ENTRIES:
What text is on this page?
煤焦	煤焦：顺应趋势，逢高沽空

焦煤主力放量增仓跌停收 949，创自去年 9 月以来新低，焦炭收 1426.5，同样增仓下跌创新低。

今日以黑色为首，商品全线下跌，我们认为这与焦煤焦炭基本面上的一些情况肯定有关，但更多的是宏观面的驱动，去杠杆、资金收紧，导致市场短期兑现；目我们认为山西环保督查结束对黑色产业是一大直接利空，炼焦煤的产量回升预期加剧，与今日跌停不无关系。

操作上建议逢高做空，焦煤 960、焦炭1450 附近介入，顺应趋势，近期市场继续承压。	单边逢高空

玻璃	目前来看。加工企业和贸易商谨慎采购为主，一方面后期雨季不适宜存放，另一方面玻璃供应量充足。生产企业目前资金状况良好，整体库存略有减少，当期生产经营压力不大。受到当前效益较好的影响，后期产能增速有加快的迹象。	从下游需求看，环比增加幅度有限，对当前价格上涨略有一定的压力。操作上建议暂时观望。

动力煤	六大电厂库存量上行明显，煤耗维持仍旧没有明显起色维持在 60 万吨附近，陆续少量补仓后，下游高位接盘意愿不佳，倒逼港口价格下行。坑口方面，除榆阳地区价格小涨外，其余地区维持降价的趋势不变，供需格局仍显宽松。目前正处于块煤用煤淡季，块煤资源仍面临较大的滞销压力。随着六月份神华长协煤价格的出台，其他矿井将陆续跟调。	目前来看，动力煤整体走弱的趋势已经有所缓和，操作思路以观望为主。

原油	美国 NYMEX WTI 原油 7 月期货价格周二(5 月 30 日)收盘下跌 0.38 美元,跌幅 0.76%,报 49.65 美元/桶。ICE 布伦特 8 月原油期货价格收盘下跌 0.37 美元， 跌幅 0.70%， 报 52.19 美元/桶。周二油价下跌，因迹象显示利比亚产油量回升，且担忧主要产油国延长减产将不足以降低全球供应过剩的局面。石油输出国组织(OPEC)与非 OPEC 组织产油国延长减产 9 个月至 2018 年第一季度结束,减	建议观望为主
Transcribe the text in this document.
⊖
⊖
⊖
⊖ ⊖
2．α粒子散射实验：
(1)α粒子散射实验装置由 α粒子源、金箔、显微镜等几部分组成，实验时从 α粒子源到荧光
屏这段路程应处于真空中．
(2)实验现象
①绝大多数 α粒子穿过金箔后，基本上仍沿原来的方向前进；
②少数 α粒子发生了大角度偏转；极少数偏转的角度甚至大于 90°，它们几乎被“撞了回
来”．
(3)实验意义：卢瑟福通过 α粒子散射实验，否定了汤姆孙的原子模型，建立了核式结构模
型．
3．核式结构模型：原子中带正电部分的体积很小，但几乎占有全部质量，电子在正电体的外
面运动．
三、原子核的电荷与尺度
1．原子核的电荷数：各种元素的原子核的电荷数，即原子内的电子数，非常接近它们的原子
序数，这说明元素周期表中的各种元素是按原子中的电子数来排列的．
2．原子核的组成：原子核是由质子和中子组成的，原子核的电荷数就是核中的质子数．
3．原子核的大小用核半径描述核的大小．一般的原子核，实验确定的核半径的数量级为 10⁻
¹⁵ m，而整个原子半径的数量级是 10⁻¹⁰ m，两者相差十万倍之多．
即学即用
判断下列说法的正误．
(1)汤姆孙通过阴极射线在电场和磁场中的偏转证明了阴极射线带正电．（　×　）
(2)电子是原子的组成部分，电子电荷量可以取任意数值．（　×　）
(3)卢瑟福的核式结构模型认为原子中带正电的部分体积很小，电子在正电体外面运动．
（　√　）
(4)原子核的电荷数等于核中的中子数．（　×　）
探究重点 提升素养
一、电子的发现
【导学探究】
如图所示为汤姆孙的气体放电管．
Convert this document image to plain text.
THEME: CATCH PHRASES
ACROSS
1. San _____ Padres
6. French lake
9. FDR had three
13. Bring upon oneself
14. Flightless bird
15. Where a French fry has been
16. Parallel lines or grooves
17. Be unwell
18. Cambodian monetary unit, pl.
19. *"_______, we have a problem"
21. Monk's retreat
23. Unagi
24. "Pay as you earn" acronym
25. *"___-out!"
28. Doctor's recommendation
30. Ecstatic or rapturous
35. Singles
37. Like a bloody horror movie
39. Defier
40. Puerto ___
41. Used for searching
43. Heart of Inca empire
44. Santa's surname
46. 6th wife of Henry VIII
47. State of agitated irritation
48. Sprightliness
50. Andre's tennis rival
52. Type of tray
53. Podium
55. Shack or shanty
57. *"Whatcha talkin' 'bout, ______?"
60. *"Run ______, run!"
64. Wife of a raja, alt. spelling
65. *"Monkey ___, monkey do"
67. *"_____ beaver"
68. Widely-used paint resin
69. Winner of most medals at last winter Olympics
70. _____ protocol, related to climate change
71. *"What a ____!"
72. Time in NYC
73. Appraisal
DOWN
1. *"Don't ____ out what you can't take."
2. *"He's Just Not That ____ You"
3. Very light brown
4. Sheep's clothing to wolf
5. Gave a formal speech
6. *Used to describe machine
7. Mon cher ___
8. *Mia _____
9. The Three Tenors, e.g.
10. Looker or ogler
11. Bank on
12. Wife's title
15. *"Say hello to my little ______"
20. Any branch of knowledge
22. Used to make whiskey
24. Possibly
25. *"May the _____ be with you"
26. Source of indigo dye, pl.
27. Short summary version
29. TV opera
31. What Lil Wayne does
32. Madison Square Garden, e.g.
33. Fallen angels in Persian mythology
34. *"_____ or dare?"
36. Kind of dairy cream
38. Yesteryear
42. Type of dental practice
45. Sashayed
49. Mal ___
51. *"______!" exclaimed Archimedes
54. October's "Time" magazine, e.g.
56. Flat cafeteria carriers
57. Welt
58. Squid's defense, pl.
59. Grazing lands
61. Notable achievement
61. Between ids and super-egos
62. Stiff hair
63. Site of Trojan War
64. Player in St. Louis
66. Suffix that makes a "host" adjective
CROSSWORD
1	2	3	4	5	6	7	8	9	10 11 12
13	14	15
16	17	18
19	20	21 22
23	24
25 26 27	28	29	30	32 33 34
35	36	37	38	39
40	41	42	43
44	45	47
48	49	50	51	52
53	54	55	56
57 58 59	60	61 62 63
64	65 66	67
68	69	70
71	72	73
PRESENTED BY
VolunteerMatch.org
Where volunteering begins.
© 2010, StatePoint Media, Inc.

PROMPT:
Restate all of the entries above precisely.

ANSWER TO THIS EXERCISE:
What text is on this page?
煤焦	煤焦：顺应趋势，逢高沽空

焦煤主力放量增仓跌停收 949，创自去年 9 月以来新低，焦炭收 1426.5，同样增仓下跌创新低。

今日以黑色为首，商品全线下跌，我们认为这与焦煤焦炭基本面上的一些情况肯定有关，但更多的是宏观面的驱动，去杠杆、资金收紧，导致市场短期兑现；目我们认为山西环保督查结束对黑色产业是一大直接利空，炼焦煤的产量回升预期加剧，与今日跌停不无关系。

操作上建议逢高做空，焦煤 960、焦炭1450 附近介入，顺应趋势，近期市场继续承压。	单边逢高空

玻璃	目前来看。加工企业和贸易商谨慎采购为主，一方面后期雨季不适宜存放，另一方面玻璃供应量充足。生产企业目前资金状况良好，整体库存略有减少，当期生产经营压力不大。受到当前效益较好的影响，后期产能增速有加快的迹象。	从下游需求看，环比增加幅度有限，对当前价格上涨略有一定的压力。操作上建议暂时观望。

动力煤	六大电厂库存量上行明显，煤耗维持仍旧没有明显起色维持在 60 万吨附近，陆续少量补仓后，下游高位接盘意愿不佳，倒逼港口价格下行。坑口方面，除榆阳地区价格小涨外，其余地区维持降价的趋势不变，供需格局仍显宽松。目前正处于块煤用煤淡季，块煤资源仍面临较大的滞销压力。随着六月份神华长协煤价格的出台，其他矿井将陆续跟调。	目前来看，动力煤整体走弱的趋势已经有所缓和，操作思路以观望为主。

原油	美国 NYMEX WTI 原油 7 月期货价格周二(5 月 30 日)收盘下跌 0.38 美元,跌幅 0.76%,报 49.65 美元/桶。ICE 布伦特 8 月原油期货价格收盘下跌 0.37 美元， 跌幅 0.70%， 报 52.19 美元/桶。周二油价下跌，因迹象显示利比亚产油量回升，且担忧主要产油国延长减产将不足以降低全球供应过剩的局面。石油输出国组织(OPEC)与非 OPEC 组织产油国延长减产 9 个月至 2018 年第一季度结束,减	建议观望为主
Transcribe the text in this document.
⊖
⊖
⊖
⊖ ⊖
2．α粒子散射实验：
(1)α粒子散射实验装置由 α粒子源、金箔、显微镜等几部分组成，实验时从 α粒子源到荧光
屏这段路程应处于真空中．
(2)实验现象
①绝大多数 α粒子穿过金箔后，基本上仍沿原来的方向前进；
②少数 α粒子发生了大角度偏转；极少数偏转的角度甚至大于 90°，它们几乎被“撞了回
来”．
(3)实验意义：卢瑟福通过 α粒子散射实验，否定了汤姆孙的原子模型，建立了核式结构模
型．
3．核式结构模型：原子中带正电部分的体积很小，但几乎占有全部质量，电子在正电体的外
面运动．
三、原子核的电荷与尺度
1．原子核的电荷数：各种元素的原子核的电荷数，即原子内的电子数，非常接近它们的原子
序数，这说明元素周期表中的各种元素是按原子中的电子数来排列的．
2．原子核的组成：原子核是由质子和中子组成的，原子核的电荷数就是核中的质子数．
3．原子核的大小用核半径描述核的大小．一般的原子核，实验确定的核半径的数量级为 10⁻
¹⁵ m，而整个原子半径的数量级是 10⁻¹⁰ m，两者相差十万倍之多．
即学即用
判断下列说法的正误．
(1)汤姆孙通过阴极射线在电场和磁场中的偏转证明了阴极射线带正电．（　×　）
(2)电子是原子的组成部分，电子电荷量可以取任意数值．（　×　）
(3)卢瑟福的核式结构模型认为原子中带正电的部分体积很小，电子在正电体外面运动．
（　√　）
(4)原子核的电荷数等于核中的中子数．（　×　）
探究重点 提升素养
一、电子的发现
【导学探究】
如图所示为汤姆孙的气体放电管．
Convert this document image to plain text.
THEME: CATCH PHRASES
ACROSS
1. San _____ Padres
6. French lake
9. FDR had three
13. Bring upon oneself
14. Flightless bird
15. Where a French fry has been
16. Parallel lines or grooves
17. Be unwell
18. Cambodian monetary unit, pl.
19. *"_______, we have a problem"
21. Monk's retreat
23. Unagi
24. "Pay as you earn" acronym
25. *"___-out!"
28. Doctor's recommendation
30. Ecstatic or rapturous
35. Singles
37. Like a bloody horror movie
39. Defier
40. Puerto ___
41. Used for searching
43. Heart of Inca empire
44. Santa's surname
46. 6th wife of Henry VIII
47. State of agitated irritation
48. Sprightliness
50. Andre's tennis rival
52. Type of tray
53. Podium
55. Shack or shanty
57. *"Whatcha talkin' 'bout, ______?"
60. *"Run ______, run!"
64. Wife of a raja, alt. spelling
65. *"Monkey ___, monkey do"
67. *"_____ beaver"
68. Widely-used paint resin
69. Winner of most medals at last winter Olympics
70. _____ protocol, related to climate change
71. *"What a ____!"
72. Time in NYC
73. Appraisal
DOWN
1. *"Don't ____ out what you can't take."
2. *"He's Just Not That ____ You"
3. Very light brown
4. Sheep's clothing to wolf
5. Gave a formal speech
6. *Used to describe machine
7. Mon cher ___
8. *Mia _____
9. The Three Tenors, e.g.
10. Looker or ogler
11. Bank on
12. Wife's title
15. *"Say hello to my little ______"
20. Any branch of knowledge
22. Used to make whiskey
24. Possibly
25. *"May the _____ be with you"
26. Source of indigo dye, pl.
27. Short summary version
29. TV opera
31. What Lil Wayne does
32. Madison Square Garden, e.g.
33. Fallen angels in Persian mythology
34. *"_____ or dare?"
36. Kind of dairy cream
38. Yesteryear
42. Type of dental practice
45. Sashayed
49. Mal ___
51. *"______!" exclaimed Archimedes
54. October's "Time" magazine, e.g.
56. Flat cafeteria carriers
57. Welt
58. Squid's defense, pl.
59. Grazing lands
61. Notable achievement
61. Between ids and super-egos
62. Stiff hair
63. Site of Trojan War
64. Player in St. Louis
66. Suffix that makes a "host" adjective
CROSSWORD
1	2	3	4	5	6	7	8	9	10 11 12
13	14	15
16	17	18
19	20	21 22
23	24
25 26 27	28	29	30	32 33 34
35	36	37	38	39
40	41	42	43
44	45	47
48	49	50	51	52
53	54	55	56
57 58 59	60	61 62 63
64	65 66	67
68	69	70
71	72	73
PRESENTED BY
VolunteerMatch.org
Where volunteering begins.
© 2010, StatePoint Media, Inc.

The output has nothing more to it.